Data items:
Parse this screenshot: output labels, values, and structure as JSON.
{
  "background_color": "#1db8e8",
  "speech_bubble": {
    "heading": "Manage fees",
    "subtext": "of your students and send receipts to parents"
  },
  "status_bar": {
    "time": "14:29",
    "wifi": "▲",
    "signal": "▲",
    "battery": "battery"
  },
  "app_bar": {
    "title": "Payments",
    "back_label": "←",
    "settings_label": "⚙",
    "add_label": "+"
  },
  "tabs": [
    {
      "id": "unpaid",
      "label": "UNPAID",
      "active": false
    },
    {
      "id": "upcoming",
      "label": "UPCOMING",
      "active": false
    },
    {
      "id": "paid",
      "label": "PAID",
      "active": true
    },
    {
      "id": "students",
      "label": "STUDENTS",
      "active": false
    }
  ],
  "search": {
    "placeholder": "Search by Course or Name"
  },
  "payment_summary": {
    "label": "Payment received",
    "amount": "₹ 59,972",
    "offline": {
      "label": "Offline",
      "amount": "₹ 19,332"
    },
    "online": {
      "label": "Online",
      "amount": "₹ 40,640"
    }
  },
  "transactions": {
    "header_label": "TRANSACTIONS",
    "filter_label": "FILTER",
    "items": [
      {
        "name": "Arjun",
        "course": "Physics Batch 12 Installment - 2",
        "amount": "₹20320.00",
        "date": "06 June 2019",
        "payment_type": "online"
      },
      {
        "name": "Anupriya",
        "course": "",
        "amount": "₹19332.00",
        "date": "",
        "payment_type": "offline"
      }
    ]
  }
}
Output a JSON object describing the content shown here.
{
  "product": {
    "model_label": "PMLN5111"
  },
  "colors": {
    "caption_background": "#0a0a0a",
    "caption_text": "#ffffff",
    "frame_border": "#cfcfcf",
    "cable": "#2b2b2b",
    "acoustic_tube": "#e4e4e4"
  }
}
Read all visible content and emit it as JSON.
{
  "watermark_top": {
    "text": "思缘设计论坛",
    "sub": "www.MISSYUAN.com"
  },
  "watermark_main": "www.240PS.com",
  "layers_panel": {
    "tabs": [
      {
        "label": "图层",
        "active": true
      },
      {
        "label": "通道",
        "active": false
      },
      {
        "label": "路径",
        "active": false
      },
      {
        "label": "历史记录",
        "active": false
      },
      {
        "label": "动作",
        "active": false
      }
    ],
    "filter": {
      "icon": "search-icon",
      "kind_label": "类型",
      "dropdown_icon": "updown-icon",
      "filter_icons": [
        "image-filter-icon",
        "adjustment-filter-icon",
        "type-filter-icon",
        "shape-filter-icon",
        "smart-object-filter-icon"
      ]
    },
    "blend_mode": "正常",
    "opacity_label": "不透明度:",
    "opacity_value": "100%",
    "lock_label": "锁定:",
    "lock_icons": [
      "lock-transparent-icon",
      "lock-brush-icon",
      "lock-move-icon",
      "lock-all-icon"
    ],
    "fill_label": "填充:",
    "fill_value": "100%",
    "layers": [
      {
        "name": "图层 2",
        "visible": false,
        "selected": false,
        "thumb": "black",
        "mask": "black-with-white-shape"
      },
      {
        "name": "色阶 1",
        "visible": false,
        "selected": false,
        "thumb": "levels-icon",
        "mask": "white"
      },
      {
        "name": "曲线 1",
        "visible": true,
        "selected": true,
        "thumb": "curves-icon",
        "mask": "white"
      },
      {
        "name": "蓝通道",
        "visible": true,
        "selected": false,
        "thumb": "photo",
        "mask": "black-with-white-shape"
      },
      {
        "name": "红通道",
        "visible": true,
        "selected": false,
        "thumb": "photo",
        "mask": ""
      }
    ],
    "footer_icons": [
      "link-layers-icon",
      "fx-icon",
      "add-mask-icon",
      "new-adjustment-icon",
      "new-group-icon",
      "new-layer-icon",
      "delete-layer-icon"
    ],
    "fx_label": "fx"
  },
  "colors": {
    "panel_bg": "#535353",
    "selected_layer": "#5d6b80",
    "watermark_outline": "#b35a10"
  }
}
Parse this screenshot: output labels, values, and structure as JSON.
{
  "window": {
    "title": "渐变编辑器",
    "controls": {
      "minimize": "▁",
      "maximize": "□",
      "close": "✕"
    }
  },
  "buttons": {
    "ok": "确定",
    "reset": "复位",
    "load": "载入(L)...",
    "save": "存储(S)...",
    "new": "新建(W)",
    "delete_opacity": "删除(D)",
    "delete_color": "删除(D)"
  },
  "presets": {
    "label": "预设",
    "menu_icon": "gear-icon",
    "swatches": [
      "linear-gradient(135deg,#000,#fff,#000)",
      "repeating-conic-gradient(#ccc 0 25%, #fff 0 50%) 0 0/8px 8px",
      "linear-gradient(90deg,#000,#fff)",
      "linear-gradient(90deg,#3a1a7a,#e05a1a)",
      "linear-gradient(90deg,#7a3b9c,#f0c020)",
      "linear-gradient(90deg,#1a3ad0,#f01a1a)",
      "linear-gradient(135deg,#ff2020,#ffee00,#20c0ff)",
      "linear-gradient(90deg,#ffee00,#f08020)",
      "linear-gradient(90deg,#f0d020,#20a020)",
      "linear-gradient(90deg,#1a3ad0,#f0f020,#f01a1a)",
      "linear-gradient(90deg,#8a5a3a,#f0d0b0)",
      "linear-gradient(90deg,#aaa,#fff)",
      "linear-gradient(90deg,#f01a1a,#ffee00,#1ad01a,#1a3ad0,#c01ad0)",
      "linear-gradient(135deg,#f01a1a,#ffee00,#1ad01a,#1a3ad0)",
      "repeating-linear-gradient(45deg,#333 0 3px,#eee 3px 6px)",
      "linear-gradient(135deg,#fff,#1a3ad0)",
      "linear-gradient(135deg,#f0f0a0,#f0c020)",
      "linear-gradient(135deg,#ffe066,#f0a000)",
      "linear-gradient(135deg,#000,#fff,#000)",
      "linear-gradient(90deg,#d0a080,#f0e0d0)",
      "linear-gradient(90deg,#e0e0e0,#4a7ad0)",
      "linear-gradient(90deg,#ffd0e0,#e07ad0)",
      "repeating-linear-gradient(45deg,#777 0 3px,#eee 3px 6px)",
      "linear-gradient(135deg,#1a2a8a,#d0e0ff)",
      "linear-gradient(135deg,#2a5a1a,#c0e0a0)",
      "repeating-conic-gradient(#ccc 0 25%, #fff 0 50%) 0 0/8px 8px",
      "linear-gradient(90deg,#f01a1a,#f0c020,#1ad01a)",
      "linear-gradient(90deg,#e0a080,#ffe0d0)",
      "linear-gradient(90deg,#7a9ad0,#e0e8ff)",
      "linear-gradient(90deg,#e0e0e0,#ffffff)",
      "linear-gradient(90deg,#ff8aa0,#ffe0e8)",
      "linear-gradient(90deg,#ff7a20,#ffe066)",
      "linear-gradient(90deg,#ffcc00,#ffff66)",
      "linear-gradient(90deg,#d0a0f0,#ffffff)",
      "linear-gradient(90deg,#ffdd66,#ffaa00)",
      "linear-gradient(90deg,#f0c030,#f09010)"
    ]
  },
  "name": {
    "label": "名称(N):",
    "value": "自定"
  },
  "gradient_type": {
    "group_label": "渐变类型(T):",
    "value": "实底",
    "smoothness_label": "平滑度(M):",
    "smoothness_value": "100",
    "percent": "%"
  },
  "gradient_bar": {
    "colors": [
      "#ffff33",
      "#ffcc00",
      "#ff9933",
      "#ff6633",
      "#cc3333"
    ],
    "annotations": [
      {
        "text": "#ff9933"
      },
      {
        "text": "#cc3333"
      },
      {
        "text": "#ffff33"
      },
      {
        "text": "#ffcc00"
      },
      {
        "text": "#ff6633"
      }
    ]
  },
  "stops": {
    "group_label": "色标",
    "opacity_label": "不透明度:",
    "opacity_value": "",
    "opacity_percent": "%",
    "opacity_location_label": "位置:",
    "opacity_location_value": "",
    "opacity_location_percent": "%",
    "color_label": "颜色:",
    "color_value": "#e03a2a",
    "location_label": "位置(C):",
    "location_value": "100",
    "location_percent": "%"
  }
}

Task goal
Where does the word "ffffff" appear in the listing? List each line that holds it.

Written solution
    "caption_text": "#ffffff",
      "linear-gradient(90deg,#e0e0e0,#ffffff)",
      "linear-gradient(90deg,#d0a0f0,#ffffff)",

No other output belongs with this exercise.